WORK TO COMPLETE: Without the pictures, repeat the listing character for character.

☆ ☆ ☆ ☆ ☆

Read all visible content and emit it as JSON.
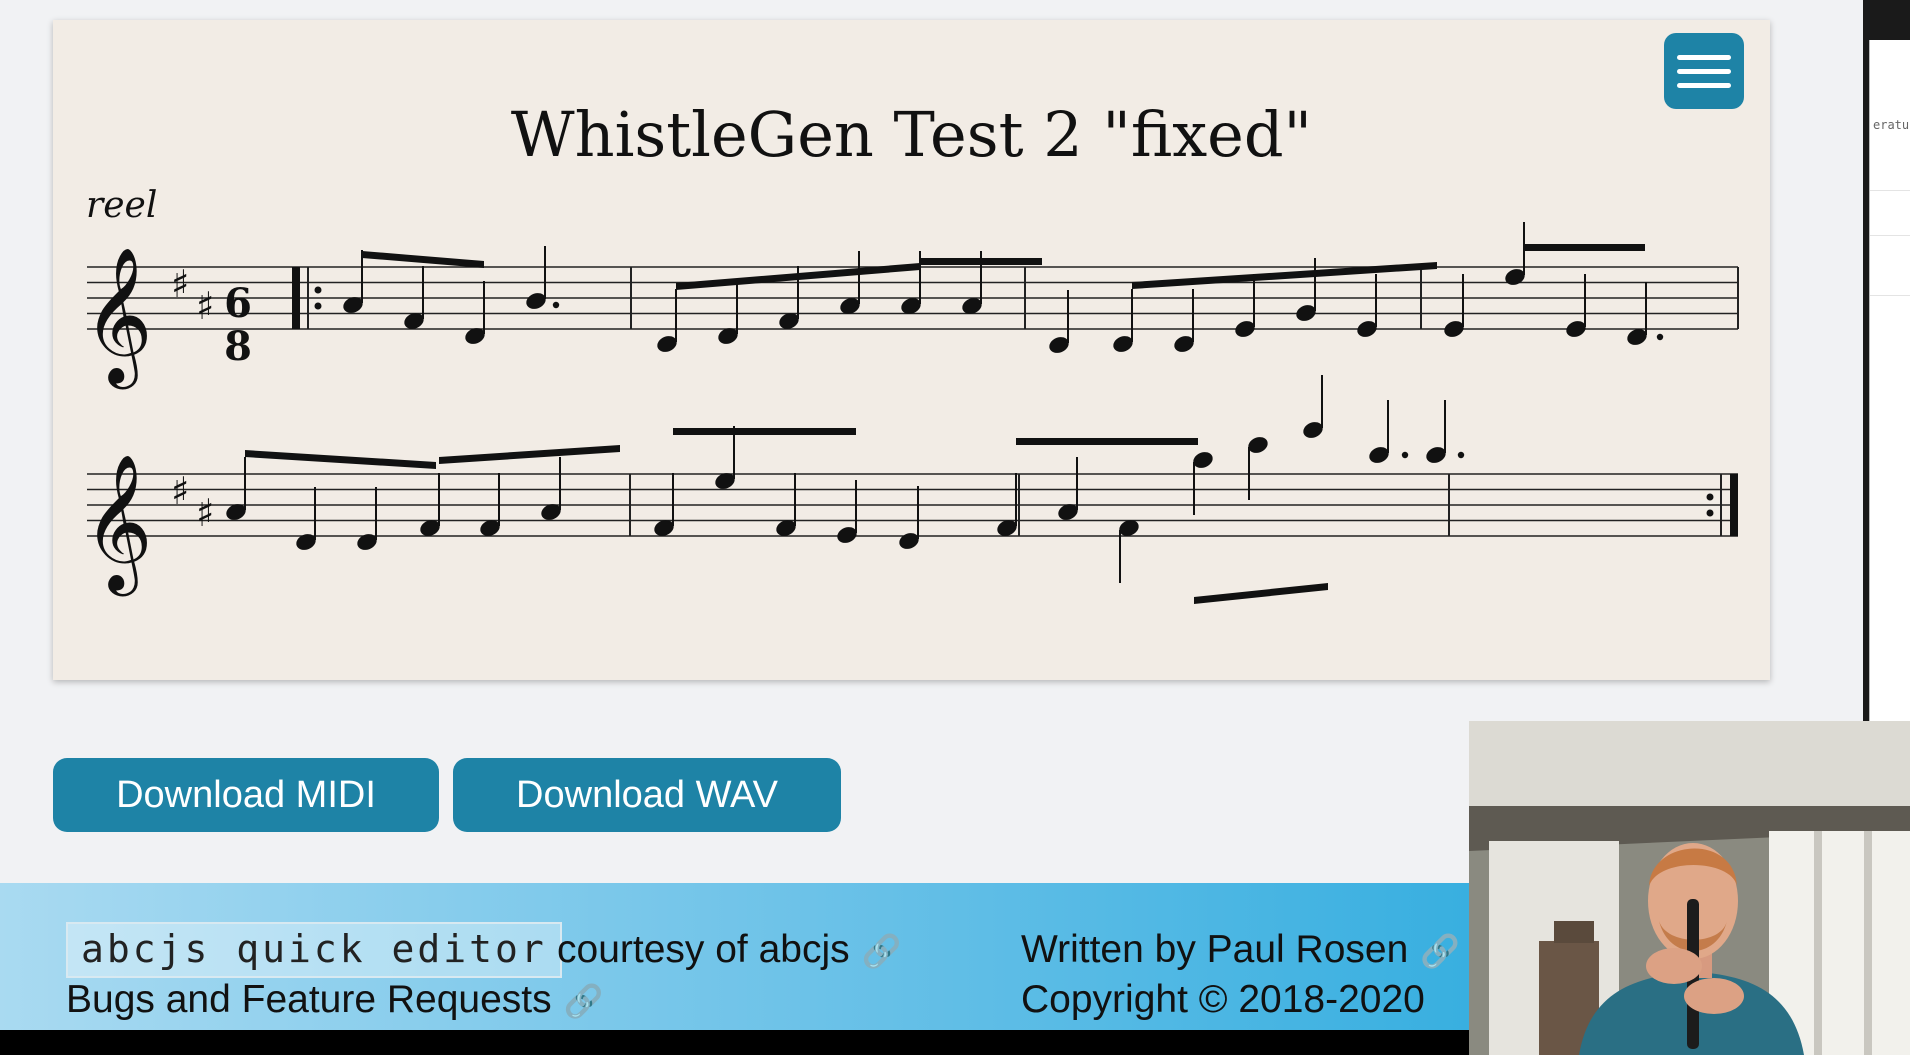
{
  "tune": {
    "title": "WhistleGen Test 2 \"fixed\"",
    "rhythm": "reel",
    "meter": {
      "numerator": "6",
      "denominator": "8"
    }
  },
  "buttons": {
    "download_midi": "Download MIDI",
    "download_wav": "Download WAV"
  },
  "footer": {
    "editor_link": "abcjs quick editor",
    "courtesy": "courtesy of abcjs",
    "bugs": "Bugs and Feature Requests",
    "written_by": "Written by Paul Rosen",
    "copyright": "Copyright © 2018-2020"
  },
  "right_window": {
    "snippet": "eratu"
  },
  "colors": {
    "accent": "#1e83a6",
    "paper": "#f2ece5",
    "footer_start": "#a9daf1",
    "footer_end": "#38afe0"
  },
  "icons": {
    "menu": "hamburger-menu-icon",
    "link": "link-icon"
  }
}
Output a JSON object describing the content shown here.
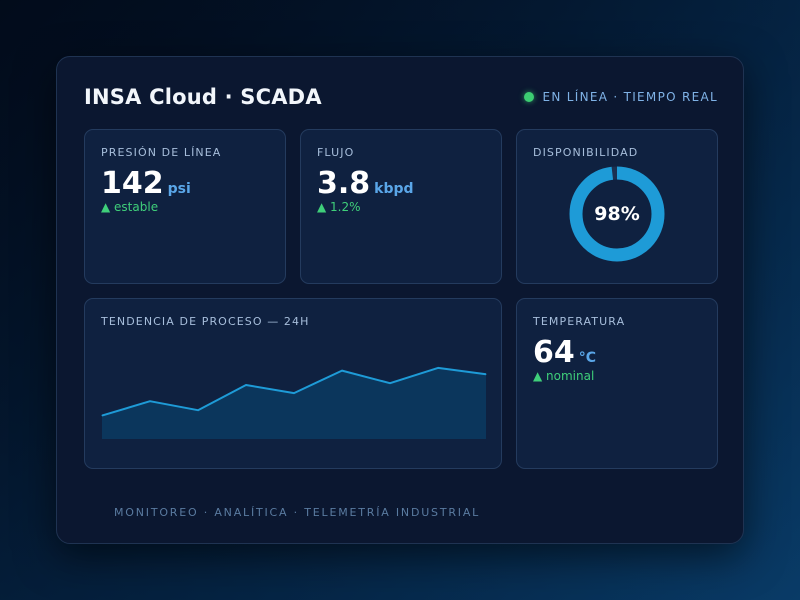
{
  "header": {
    "title": "INSA Cloud · SCADA",
    "status": "EN LÍNEA · TIEMPO REAL"
  },
  "colors": {
    "accent": "#1e9bd7",
    "status_online": "#3ccd72",
    "trend_up": "#3fcf7a"
  },
  "cards": {
    "pressure": {
      "label": "PRESIÓN DE LÍNEA",
      "value": "142",
      "unit": "psi",
      "trend": "▲ estable"
    },
    "flow": {
      "label": "FLUJO",
      "value": "3.8",
      "unit": "kbpd",
      "trend": "▲ 1.2%"
    },
    "availability": {
      "label": "DISPONIBILIDAD",
      "value_text": "98%",
      "percent": 98
    },
    "trend_chart": {
      "label": "TENDENCIA DE PROCESO — 24H"
    },
    "temperature": {
      "label": "TEMPERATURA",
      "value": "64",
      "unit": "°C",
      "trend": "▲ nominal"
    }
  },
  "footer": "MONITOREO · ANALÍTICA · TELEMETRÍA INDUSTRIAL",
  "chart_data": {
    "type": "area",
    "title": "TENDENCIA DE PROCESO — 24H",
    "xlabel": "",
    "ylabel": "",
    "x": [
      0,
      1,
      2,
      3,
      4,
      5,
      6,
      7,
      8
    ],
    "series": [
      {
        "values": [
          26,
          42,
          32,
          60,
          51,
          76,
          62,
          79,
          72
        ]
      }
    ],
    "ylim": [
      0,
      100
    ],
    "grid": false
  }
}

☆ ☆ ☆ ☆ ☆

SOLVED EXERCISE:
Read all visible content and emit it as JSON.
{
  "tune": {
    "title": "WhistleGen Test 2 \"fixed\"",
    "rhythm": "reel",
    "meter": {
      "numerator": "6",
      "denominator": "8"
    }
  },
  "buttons": {
    "download_midi": "Download MIDI",
    "download_wav": "Download WAV"
  },
  "footer": {
    "editor_link": "abcjs quick editor",
    "courtesy": "courtesy of abcjs",
    "bugs": "Bugs and Feature Requests",
    "written_by": "Written by Paul Rosen",
    "copyright": "Copyright © 2018-2020"
  },
  "right_window": {
    "snippet": "eratu"
  },
  "colors": {
    "accent": "#1e83a6",
    "paper": "#f2ece5",
    "footer_start": "#a9daf1",
    "footer_end": "#38afe0"
  },
  "icons": {
    "menu": "hamburger-menu-icon",
    "link": "link-icon"
  }
}
Output a JSON object describing the content shown here.
{
  "header": {
    "title": "INSA Cloud · SCADA",
    "status": "EN LÍNEA · TIEMPO REAL"
  },
  "colors": {
    "accent": "#1e9bd7",
    "status_online": "#3ccd72",
    "trend_up": "#3fcf7a"
  },
  "cards": {
    "pressure": {
      "label": "PRESIÓN DE LÍNEA",
      "value": "142",
      "unit": "psi",
      "trend": "▲ estable"
    },
    "flow": {
      "label": "FLUJO",
      "value": "3.8",
      "unit": "kbpd",
      "trend": "▲ 1.2%"
    },
    "availability": {
      "label": "DISPONIBILIDAD",
      "value_text": "98%",
      "percent": 98
    },
    "trend_chart": {
      "label": "TENDENCIA DE PROCESO — 24H"
    },
    "temperature": {
      "label": "TEMPERATURA",
      "value": "64",
      "unit": "°C",
      "trend": "▲ nominal"
    }
  },
  "footer": "MONITOREO · ANALÍTICA · TELEMETRÍA INDUSTRIAL",
  "chart_data": {
    "type": "area",
    "title": "TENDENCIA DE PROCESO — 24H",
    "xlabel": "",
    "ylabel": "",
    "x": [
      0,
      1,
      2,
      3,
      4,
      5,
      6,
      7,
      8
    ],
    "series": [
      {
        "values": [
          26,
          42,
          32,
          60,
          51,
          76,
          62,
          79,
          72
        ]
      }
    ],
    "ylim": [
      0,
      100
    ],
    "grid": false
  }
}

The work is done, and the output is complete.